Directions for this task: Convert the data from the line containing "Annotate this image: element" through the line containing "upper-boundary-line bbox=[235, 13, 642, 247]" into a JSON list of strings, with one string per line and any blank lines omitted.
— start Information supplied —
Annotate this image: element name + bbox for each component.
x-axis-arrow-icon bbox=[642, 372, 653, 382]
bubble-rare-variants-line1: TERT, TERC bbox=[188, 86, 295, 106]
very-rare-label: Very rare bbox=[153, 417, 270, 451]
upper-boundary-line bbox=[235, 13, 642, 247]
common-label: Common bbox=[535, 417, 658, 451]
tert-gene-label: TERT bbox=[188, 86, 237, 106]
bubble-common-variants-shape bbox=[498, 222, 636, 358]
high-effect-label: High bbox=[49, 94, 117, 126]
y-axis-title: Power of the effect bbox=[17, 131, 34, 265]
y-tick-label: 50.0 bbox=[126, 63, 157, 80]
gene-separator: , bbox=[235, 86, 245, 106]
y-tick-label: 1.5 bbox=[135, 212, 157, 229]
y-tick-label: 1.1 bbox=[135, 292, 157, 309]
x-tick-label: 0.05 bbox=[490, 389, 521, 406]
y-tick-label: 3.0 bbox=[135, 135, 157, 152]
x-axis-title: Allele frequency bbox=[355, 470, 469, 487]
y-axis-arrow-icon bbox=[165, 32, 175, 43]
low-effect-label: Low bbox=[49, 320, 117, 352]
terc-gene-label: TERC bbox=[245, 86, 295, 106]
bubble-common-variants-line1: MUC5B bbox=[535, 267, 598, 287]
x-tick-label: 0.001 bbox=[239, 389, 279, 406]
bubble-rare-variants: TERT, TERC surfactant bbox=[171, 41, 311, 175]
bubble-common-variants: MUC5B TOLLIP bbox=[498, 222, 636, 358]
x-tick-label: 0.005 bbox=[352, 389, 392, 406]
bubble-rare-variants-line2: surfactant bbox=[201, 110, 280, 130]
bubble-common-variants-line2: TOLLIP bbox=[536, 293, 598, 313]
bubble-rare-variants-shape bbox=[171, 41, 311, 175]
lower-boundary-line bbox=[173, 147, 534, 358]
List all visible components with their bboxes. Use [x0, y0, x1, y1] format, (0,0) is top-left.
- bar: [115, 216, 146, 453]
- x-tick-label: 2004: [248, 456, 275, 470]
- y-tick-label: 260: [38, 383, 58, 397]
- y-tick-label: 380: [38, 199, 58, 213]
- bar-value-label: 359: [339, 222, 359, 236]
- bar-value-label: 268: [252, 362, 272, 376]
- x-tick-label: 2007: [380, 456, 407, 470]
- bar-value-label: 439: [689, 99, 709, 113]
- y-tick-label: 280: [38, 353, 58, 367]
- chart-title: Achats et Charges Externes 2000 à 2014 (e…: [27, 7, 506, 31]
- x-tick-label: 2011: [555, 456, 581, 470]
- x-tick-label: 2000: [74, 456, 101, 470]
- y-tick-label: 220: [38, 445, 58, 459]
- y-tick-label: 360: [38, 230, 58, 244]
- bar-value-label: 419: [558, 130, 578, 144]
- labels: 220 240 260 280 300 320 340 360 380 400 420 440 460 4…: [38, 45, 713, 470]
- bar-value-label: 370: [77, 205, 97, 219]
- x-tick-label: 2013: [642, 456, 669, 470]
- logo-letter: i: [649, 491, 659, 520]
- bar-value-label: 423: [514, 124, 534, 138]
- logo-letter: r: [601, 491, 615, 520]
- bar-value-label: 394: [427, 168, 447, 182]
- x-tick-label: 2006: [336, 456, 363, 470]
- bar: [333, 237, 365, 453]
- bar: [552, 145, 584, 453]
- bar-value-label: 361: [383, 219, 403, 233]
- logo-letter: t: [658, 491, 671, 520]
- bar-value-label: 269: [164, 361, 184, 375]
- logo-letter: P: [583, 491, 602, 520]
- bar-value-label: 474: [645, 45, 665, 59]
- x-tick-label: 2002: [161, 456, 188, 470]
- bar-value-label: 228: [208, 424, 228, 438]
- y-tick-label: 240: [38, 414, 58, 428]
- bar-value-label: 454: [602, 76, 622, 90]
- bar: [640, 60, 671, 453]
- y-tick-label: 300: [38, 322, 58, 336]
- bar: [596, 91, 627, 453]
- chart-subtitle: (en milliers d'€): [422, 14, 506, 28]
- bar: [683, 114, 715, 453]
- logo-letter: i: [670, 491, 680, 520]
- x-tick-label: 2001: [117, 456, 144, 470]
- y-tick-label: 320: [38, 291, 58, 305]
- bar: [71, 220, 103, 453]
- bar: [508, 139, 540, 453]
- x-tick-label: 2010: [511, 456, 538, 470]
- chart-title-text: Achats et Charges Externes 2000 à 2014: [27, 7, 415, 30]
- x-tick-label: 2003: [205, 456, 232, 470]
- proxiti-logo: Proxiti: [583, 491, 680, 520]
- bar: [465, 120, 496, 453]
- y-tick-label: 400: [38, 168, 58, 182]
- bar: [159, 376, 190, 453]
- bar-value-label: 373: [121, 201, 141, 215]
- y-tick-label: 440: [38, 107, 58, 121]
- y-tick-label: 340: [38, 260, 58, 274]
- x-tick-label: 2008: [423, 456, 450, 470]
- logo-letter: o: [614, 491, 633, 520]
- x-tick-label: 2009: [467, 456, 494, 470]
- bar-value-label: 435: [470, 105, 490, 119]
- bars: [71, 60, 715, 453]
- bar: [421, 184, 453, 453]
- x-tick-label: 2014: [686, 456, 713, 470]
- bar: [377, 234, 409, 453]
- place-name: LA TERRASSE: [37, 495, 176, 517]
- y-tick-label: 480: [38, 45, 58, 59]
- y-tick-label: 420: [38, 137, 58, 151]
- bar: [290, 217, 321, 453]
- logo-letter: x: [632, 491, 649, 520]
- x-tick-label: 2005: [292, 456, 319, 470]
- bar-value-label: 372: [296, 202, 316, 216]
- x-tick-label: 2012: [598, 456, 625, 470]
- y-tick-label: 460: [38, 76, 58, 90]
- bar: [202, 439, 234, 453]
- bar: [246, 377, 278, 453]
— end Information supplied —
— start Information supplied —
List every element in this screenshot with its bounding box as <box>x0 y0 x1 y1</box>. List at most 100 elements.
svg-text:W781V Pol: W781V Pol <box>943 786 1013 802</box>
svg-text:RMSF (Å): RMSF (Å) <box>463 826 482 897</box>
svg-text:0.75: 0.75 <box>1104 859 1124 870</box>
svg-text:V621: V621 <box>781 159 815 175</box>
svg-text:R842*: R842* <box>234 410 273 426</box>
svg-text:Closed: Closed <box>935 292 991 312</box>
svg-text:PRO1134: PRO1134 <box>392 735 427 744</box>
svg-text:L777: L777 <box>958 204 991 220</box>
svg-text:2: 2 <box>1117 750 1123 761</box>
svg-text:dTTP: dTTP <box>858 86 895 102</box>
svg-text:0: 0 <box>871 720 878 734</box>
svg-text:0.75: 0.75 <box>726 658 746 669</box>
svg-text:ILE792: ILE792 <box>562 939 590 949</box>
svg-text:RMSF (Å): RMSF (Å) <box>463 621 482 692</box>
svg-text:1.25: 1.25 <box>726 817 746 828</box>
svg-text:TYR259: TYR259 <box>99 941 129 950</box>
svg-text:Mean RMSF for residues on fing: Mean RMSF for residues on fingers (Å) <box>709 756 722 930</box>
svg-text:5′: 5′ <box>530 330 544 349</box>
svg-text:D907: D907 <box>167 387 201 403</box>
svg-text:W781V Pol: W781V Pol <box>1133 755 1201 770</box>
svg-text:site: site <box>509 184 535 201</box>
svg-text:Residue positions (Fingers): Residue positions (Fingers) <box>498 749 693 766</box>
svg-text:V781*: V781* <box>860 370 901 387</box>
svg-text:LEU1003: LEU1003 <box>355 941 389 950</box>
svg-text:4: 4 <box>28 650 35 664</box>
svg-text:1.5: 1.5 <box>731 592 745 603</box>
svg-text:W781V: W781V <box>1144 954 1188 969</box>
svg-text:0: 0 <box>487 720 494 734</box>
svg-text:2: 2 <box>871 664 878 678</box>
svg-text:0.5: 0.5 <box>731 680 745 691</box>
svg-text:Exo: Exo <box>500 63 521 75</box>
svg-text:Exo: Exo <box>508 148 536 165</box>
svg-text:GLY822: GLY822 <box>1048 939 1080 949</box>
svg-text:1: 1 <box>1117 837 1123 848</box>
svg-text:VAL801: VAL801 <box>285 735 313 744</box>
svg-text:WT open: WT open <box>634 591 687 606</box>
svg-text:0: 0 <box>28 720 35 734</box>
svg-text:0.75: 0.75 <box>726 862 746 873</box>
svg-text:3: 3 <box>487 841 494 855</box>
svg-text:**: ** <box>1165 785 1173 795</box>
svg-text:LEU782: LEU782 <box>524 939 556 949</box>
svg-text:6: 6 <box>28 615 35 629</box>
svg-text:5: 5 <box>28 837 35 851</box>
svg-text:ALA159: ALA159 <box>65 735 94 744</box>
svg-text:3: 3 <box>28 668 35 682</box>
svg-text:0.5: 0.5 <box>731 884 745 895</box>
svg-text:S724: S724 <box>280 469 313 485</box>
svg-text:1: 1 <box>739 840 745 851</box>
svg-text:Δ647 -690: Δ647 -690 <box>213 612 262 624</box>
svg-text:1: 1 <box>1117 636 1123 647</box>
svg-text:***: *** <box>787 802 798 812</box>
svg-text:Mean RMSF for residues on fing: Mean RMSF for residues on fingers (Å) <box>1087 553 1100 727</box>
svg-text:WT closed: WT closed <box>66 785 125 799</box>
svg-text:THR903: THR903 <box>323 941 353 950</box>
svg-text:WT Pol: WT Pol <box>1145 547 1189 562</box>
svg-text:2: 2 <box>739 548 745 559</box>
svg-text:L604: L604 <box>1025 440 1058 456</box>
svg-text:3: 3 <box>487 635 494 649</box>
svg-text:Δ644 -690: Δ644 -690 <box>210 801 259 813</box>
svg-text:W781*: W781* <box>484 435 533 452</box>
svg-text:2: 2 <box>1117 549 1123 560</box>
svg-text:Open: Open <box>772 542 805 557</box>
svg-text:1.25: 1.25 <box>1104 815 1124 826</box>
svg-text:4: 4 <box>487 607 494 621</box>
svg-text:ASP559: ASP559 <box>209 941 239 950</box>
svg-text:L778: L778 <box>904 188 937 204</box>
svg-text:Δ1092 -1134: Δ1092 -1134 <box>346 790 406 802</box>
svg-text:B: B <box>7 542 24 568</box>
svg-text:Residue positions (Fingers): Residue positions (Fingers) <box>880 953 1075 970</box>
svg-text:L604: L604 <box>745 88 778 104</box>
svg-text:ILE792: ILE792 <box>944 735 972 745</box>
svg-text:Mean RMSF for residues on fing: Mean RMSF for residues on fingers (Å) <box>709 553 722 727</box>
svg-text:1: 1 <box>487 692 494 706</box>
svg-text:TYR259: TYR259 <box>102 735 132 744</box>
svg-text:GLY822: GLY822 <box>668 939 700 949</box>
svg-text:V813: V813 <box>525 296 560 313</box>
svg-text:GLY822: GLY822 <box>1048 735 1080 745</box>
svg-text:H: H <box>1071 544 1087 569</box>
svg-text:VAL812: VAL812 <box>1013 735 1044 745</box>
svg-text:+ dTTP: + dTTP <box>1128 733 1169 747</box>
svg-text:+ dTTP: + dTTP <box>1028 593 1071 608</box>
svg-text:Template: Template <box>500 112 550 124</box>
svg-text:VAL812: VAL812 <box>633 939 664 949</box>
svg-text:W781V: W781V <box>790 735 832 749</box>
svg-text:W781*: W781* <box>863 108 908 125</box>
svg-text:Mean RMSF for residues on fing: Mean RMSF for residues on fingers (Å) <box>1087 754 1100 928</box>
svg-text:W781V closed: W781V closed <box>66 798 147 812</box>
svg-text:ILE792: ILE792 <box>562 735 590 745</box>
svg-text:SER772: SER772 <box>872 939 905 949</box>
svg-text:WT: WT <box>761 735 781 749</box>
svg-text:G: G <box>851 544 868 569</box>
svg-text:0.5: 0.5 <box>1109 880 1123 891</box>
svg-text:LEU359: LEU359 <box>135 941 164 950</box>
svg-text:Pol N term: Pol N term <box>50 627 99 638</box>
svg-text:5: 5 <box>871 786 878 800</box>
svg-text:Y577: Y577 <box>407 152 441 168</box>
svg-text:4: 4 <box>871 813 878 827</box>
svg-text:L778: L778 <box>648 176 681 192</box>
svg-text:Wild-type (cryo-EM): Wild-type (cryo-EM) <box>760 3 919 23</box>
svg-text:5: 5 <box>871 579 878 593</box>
— end Information supplied —
In response:
[
  "Annotate this image: element name + bbox for each component.",
  "x-axis-arrow-icon bbox=[642, 372, 653, 382]",
  "bubble-rare-variants-line1: TERT, TERC bbox=[188, 86, 295, 106]",
  "very-rare-label: Very rare bbox=[153, 417, 270, 451]",
  "upper-boundary-line bbox=[235, 13, 642, 247]"
]